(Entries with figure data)
☆ ☆ ☆ ☆ ☆
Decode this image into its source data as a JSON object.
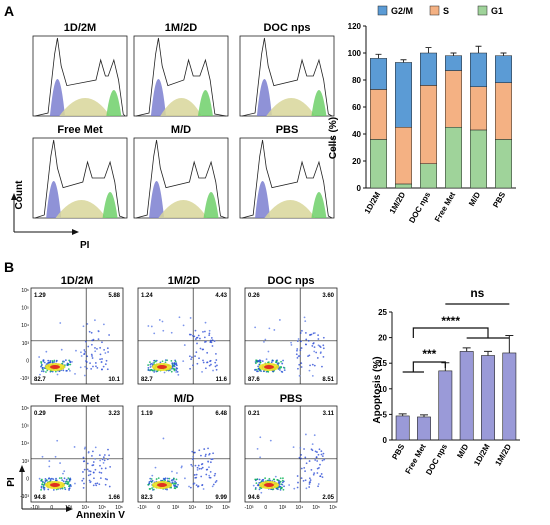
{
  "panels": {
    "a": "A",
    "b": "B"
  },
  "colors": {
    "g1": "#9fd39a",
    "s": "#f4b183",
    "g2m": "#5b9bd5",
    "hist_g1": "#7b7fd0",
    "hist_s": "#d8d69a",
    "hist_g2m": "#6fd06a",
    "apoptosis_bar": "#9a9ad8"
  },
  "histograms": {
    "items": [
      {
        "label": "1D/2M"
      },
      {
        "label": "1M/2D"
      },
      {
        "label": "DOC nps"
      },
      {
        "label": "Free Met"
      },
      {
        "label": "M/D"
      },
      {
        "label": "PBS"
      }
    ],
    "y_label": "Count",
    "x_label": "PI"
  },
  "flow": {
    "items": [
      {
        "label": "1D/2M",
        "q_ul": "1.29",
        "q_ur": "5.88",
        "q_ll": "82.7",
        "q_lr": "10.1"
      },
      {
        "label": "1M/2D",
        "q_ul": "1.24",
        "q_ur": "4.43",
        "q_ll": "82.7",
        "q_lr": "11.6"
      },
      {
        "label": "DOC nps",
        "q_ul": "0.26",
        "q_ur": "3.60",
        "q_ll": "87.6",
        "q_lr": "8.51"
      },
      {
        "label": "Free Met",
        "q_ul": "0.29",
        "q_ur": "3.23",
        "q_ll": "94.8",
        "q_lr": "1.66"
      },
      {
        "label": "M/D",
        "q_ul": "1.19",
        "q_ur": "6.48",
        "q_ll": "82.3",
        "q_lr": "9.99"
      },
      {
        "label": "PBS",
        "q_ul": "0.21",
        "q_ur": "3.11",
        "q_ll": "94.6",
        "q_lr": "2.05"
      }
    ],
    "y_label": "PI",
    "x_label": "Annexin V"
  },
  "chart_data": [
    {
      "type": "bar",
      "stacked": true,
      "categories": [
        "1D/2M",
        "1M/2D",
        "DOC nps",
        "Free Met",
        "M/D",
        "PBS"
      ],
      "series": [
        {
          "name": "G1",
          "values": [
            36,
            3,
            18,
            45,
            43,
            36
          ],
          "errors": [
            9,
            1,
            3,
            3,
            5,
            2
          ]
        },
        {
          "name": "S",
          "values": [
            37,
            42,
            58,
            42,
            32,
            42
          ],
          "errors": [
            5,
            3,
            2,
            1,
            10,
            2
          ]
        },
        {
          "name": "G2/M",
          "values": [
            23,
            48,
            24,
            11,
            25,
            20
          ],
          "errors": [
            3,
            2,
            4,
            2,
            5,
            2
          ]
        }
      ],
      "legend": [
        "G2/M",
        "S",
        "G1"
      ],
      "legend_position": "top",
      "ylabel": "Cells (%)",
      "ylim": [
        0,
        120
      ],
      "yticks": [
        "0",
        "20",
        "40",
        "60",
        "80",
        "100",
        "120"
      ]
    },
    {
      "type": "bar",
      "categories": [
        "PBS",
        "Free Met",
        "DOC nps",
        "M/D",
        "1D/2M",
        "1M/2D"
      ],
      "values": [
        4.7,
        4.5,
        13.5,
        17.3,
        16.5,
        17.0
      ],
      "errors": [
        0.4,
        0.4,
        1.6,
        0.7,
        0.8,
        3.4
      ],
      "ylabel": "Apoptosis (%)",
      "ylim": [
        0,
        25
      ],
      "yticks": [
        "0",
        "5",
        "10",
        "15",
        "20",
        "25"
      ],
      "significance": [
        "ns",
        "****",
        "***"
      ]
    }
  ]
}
☆ ☆ ☆ ☆ ☆
__What you will do__. Drop the images and quote the entries word for word.

__Output of the task__.
Decode this image into its source data as a JSON object.
{
  "panels": {
    "a": "A",
    "b": "B"
  },
  "colors": {
    "g1": "#9fd39a",
    "s": "#f4b183",
    "g2m": "#5b9bd5",
    "hist_g1": "#7b7fd0",
    "hist_s": "#d8d69a",
    "hist_g2m": "#6fd06a",
    "apoptosis_bar": "#9a9ad8"
  },
  "histograms": {
    "items": [
      {
        "label": "1D/2M"
      },
      {
        "label": "1M/2D"
      },
      {
        "label": "DOC nps"
      },
      {
        "label": "Free Met"
      },
      {
        "label": "M/D"
      },
      {
        "label": "PBS"
      }
    ],
    "y_label": "Count",
    "x_label": "PI"
  },
  "flow": {
    "items": [
      {
        "label": "1D/2M",
        "q_ul": "1.29",
        "q_ur": "5.88",
        "q_ll": "82.7",
        "q_lr": "10.1"
      },
      {
        "label": "1M/2D",
        "q_ul": "1.24",
        "q_ur": "4.43",
        "q_ll": "82.7",
        "q_lr": "11.6"
      },
      {
        "label": "DOC nps",
        "q_ul": "0.26",
        "q_ur": "3.60",
        "q_ll": "87.6",
        "q_lr": "8.51"
      },
      {
        "label": "Free Met",
        "q_ul": "0.29",
        "q_ur": "3.23",
        "q_ll": "94.8",
        "q_lr": "1.66"
      },
      {
        "label": "M/D",
        "q_ul": "1.19",
        "q_ur": "6.48",
        "q_ll": "82.3",
        "q_lr": "9.99"
      },
      {
        "label": "PBS",
        "q_ul": "0.21",
        "q_ur": "3.11",
        "q_ll": "94.6",
        "q_lr": "2.05"
      }
    ],
    "y_label": "PI",
    "x_label": "Annexin V"
  },
  "chart_data": [
    {
      "type": "bar",
      "stacked": true,
      "categories": [
        "1D/2M",
        "1M/2D",
        "DOC nps",
        "Free Met",
        "M/D",
        "PBS"
      ],
      "series": [
        {
          "name": "G1",
          "values": [
            36,
            3,
            18,
            45,
            43,
            36
          ],
          "errors": [
            9,
            1,
            3,
            3,
            5,
            2
          ]
        },
        {
          "name": "S",
          "values": [
            37,
            42,
            58,
            42,
            32,
            42
          ],
          "errors": [
            5,
            3,
            2,
            1,
            10,
            2
          ]
        },
        {
          "name": "G2/M",
          "values": [
            23,
            48,
            24,
            11,
            25,
            20
          ],
          "errors": [
            3,
            2,
            4,
            2,
            5,
            2
          ]
        }
      ],
      "legend": [
        "G2/M",
        "S",
        "G1"
      ],
      "legend_position": "top",
      "ylabel": "Cells (%)",
      "ylim": [
        0,
        120
      ],
      "yticks": [
        "0",
        "20",
        "40",
        "60",
        "80",
        "100",
        "120"
      ]
    },
    {
      "type": "bar",
      "categories": [
        "PBS",
        "Free Met",
        "DOC nps",
        "M/D",
        "1D/2M",
        "1M/2D"
      ],
      "values": [
        4.7,
        4.5,
        13.5,
        17.3,
        16.5,
        17.0
      ],
      "errors": [
        0.4,
        0.4,
        1.6,
        0.7,
        0.8,
        3.4
      ],
      "ylabel": "Apoptosis (%)",
      "ylim": [
        0,
        25
      ],
      "yticks": [
        "0",
        "5",
        "10",
        "15",
        "20",
        "25"
      ],
      "significance": [
        "ns",
        "****",
        "***"
      ]
    }
  ]
}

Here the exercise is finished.